## Begin
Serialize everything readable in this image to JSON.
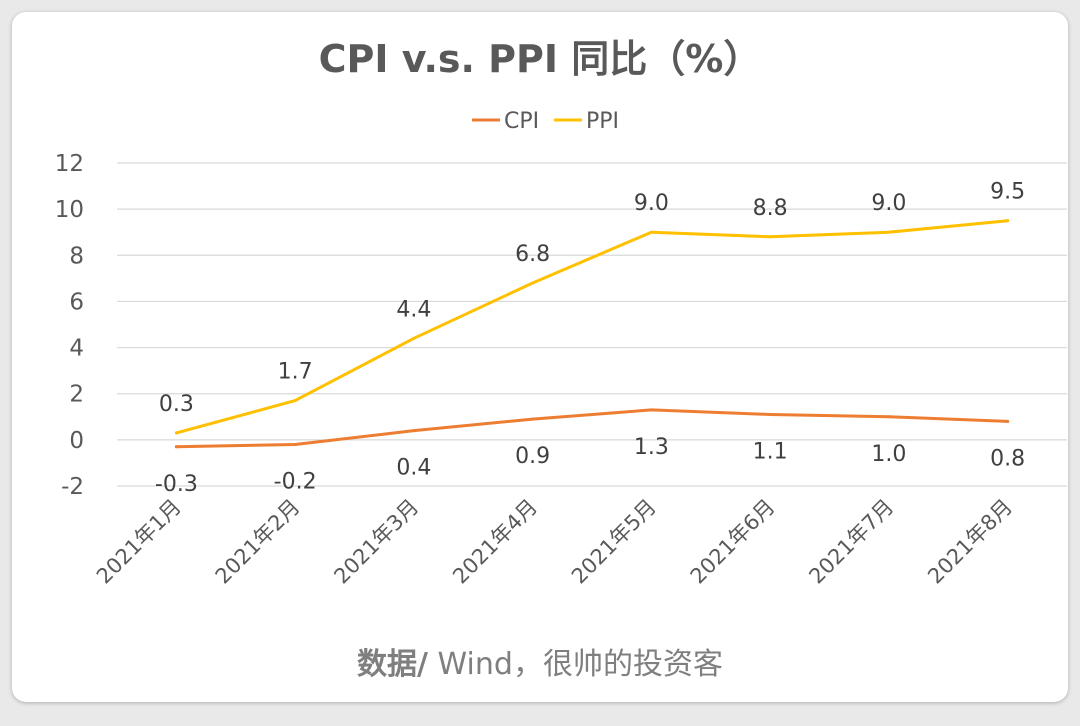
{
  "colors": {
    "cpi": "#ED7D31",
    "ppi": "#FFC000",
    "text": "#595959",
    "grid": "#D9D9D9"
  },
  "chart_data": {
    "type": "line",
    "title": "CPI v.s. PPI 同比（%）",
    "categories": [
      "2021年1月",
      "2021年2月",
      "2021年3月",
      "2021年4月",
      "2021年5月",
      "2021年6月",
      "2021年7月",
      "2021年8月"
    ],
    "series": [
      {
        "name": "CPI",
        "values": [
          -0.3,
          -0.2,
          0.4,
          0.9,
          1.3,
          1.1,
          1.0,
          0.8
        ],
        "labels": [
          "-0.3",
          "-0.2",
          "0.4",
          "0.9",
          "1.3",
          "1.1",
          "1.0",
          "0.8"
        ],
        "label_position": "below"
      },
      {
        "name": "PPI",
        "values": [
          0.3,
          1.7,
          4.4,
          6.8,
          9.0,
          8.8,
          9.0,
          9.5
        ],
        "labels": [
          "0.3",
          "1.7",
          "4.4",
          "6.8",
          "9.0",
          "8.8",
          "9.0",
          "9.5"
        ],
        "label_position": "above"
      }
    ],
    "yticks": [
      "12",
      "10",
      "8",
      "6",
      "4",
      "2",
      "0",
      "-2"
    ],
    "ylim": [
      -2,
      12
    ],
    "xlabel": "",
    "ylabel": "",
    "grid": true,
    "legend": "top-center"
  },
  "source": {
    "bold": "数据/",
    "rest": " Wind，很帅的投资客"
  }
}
## End
## Begin
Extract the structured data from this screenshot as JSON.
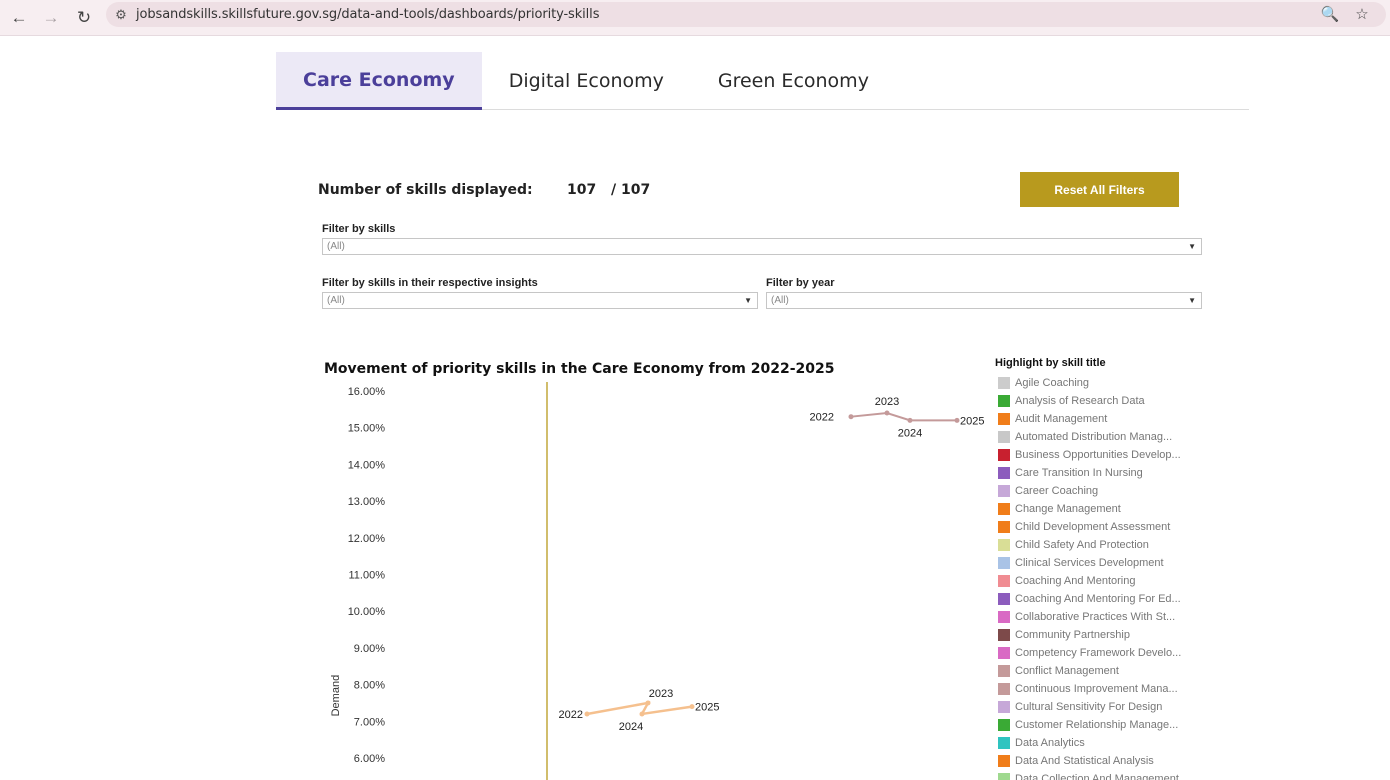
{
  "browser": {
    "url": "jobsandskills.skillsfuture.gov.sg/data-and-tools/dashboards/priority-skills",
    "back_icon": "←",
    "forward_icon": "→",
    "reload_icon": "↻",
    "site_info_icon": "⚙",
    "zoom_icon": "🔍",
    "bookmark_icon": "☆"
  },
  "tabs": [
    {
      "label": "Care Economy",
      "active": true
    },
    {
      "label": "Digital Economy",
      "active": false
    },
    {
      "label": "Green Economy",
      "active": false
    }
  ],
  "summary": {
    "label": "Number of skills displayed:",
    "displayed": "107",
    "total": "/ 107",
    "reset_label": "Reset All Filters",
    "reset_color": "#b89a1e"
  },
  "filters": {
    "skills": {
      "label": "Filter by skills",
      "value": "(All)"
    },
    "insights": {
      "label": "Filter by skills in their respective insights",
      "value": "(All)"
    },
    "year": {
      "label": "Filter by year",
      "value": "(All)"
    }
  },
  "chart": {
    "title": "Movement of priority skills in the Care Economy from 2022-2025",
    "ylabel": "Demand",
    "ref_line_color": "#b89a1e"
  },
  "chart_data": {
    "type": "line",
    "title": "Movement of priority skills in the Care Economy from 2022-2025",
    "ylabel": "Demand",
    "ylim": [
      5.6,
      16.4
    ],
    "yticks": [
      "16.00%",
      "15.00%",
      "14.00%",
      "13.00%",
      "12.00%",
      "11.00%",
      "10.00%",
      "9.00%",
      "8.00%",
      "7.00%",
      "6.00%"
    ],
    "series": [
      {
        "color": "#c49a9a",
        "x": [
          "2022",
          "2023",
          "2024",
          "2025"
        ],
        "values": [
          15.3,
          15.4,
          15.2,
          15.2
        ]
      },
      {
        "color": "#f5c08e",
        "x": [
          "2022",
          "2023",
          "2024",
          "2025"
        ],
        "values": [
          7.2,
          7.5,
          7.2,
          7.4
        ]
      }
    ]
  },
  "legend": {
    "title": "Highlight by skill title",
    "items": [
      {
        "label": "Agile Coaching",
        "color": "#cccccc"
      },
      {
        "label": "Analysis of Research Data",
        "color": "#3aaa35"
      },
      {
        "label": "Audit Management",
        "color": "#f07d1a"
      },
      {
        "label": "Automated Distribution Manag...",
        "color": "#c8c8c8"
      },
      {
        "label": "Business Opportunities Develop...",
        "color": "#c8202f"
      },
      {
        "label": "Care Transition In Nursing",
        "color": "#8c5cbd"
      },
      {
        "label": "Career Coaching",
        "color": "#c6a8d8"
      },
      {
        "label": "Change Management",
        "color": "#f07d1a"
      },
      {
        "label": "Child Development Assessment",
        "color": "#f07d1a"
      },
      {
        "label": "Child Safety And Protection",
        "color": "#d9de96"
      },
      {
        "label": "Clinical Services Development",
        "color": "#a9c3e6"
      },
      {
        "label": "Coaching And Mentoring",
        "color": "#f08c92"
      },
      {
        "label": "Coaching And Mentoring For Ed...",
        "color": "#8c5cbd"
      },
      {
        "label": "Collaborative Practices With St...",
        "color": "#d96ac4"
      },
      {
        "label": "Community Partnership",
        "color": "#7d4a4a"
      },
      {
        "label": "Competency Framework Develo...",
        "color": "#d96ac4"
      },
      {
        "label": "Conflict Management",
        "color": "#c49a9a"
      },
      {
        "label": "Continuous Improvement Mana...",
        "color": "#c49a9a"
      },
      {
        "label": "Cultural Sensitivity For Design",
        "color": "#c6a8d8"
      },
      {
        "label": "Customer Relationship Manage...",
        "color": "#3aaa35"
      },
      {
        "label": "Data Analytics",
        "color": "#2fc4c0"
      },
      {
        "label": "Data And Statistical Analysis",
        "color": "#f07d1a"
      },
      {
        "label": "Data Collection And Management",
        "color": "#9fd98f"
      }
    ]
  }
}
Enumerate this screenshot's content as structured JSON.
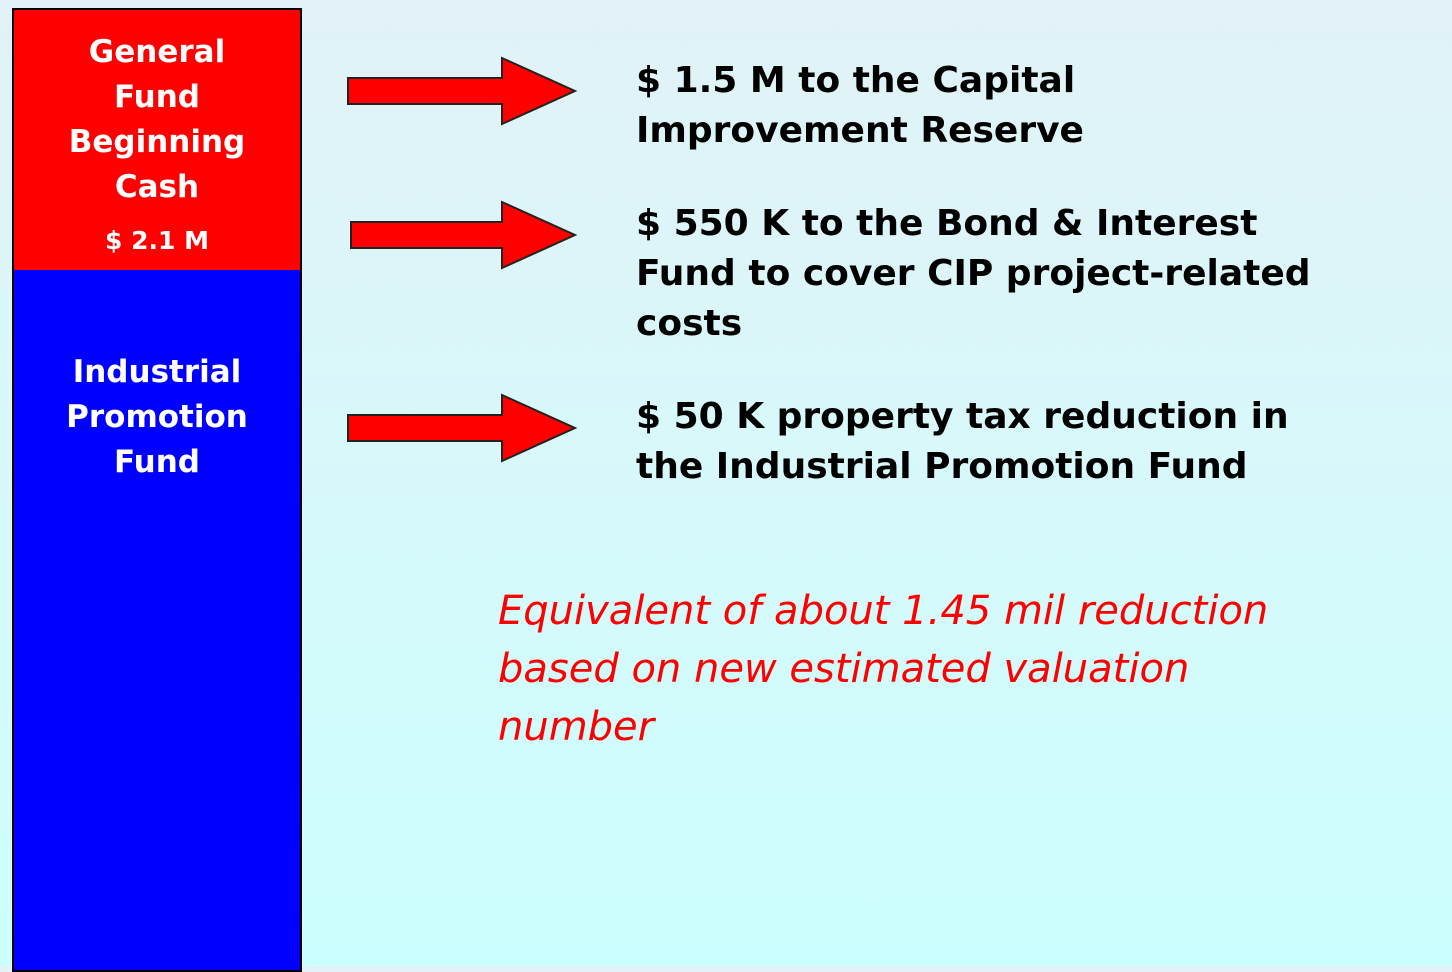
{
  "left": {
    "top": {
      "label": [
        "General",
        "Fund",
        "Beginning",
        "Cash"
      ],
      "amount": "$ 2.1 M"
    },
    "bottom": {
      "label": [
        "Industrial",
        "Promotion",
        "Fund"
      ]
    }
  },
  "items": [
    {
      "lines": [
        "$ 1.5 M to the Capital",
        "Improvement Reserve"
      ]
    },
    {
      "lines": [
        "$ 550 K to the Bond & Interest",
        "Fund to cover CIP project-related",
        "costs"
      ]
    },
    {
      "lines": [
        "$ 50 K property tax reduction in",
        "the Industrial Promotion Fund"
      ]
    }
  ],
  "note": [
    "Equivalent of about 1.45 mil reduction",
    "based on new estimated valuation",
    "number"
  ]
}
## End
## Begin
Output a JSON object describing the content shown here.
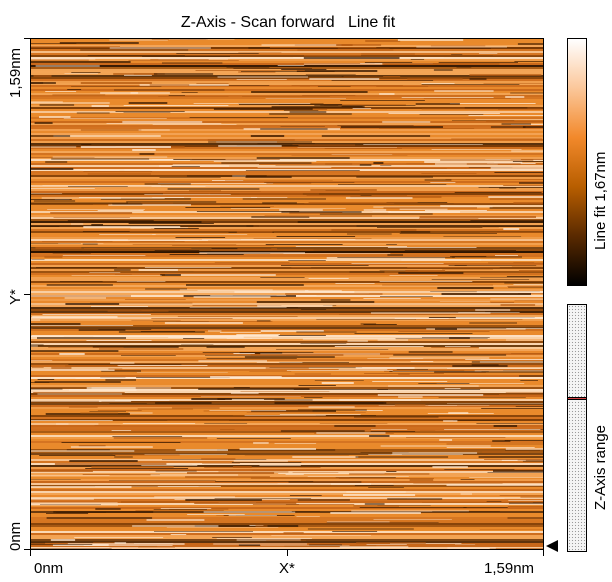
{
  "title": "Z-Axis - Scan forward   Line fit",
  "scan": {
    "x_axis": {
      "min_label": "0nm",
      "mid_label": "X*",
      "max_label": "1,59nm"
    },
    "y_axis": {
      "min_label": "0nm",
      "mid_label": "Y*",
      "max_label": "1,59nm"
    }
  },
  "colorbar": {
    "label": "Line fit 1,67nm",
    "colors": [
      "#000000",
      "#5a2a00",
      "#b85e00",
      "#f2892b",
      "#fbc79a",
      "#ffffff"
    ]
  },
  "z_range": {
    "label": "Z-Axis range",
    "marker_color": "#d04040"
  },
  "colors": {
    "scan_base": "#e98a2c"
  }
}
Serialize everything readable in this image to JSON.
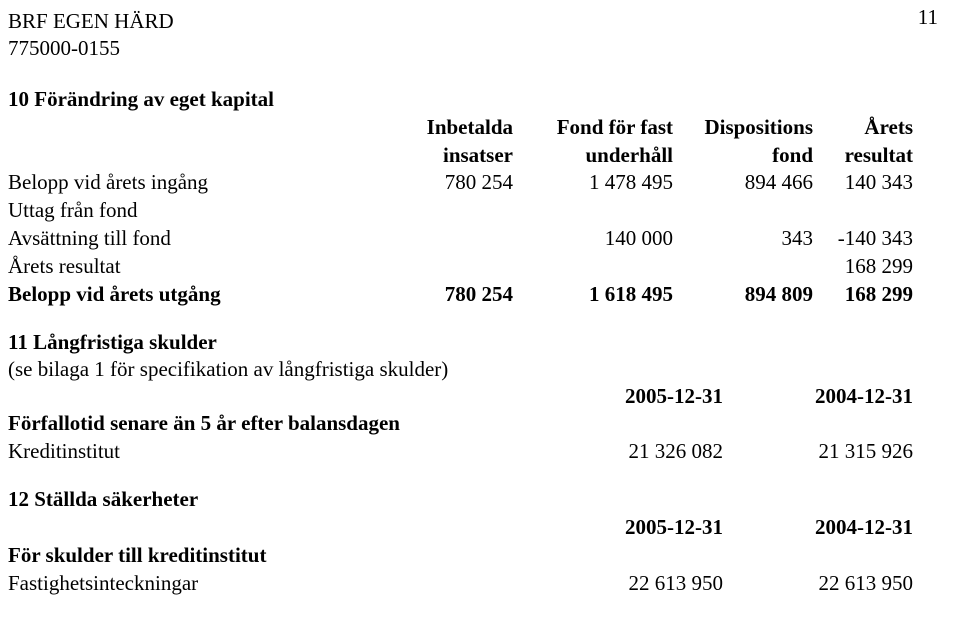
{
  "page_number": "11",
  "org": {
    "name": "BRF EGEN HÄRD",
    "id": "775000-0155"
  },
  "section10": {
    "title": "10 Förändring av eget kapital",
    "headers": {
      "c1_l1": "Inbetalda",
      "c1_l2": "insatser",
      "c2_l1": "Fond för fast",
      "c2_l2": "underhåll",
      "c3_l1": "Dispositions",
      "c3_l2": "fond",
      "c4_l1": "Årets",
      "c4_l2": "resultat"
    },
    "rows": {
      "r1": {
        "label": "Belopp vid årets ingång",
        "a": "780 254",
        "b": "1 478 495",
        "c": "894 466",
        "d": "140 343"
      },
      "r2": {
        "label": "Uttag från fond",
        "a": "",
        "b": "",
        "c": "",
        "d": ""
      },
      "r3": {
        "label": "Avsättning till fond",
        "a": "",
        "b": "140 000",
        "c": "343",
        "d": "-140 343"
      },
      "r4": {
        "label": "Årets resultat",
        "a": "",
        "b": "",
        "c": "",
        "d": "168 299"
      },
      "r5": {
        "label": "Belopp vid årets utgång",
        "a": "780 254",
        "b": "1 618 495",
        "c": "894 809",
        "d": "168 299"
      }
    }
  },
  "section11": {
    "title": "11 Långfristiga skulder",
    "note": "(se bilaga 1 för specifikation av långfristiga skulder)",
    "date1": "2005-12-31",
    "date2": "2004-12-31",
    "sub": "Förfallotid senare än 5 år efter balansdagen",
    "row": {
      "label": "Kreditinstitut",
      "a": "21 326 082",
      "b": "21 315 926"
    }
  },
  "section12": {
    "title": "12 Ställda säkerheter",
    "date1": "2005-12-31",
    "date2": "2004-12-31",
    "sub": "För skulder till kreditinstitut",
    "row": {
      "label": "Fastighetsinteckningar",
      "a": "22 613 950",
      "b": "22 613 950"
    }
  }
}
## End
Show all lines from the data above in which the word "Coaching" appears.

The solution →
        "label": "Agile Coaching",
        "label": "Career Coaching",
        "label": "Coaching And Mentoring",
        "label": "Coaching And Mentoring For Ed...",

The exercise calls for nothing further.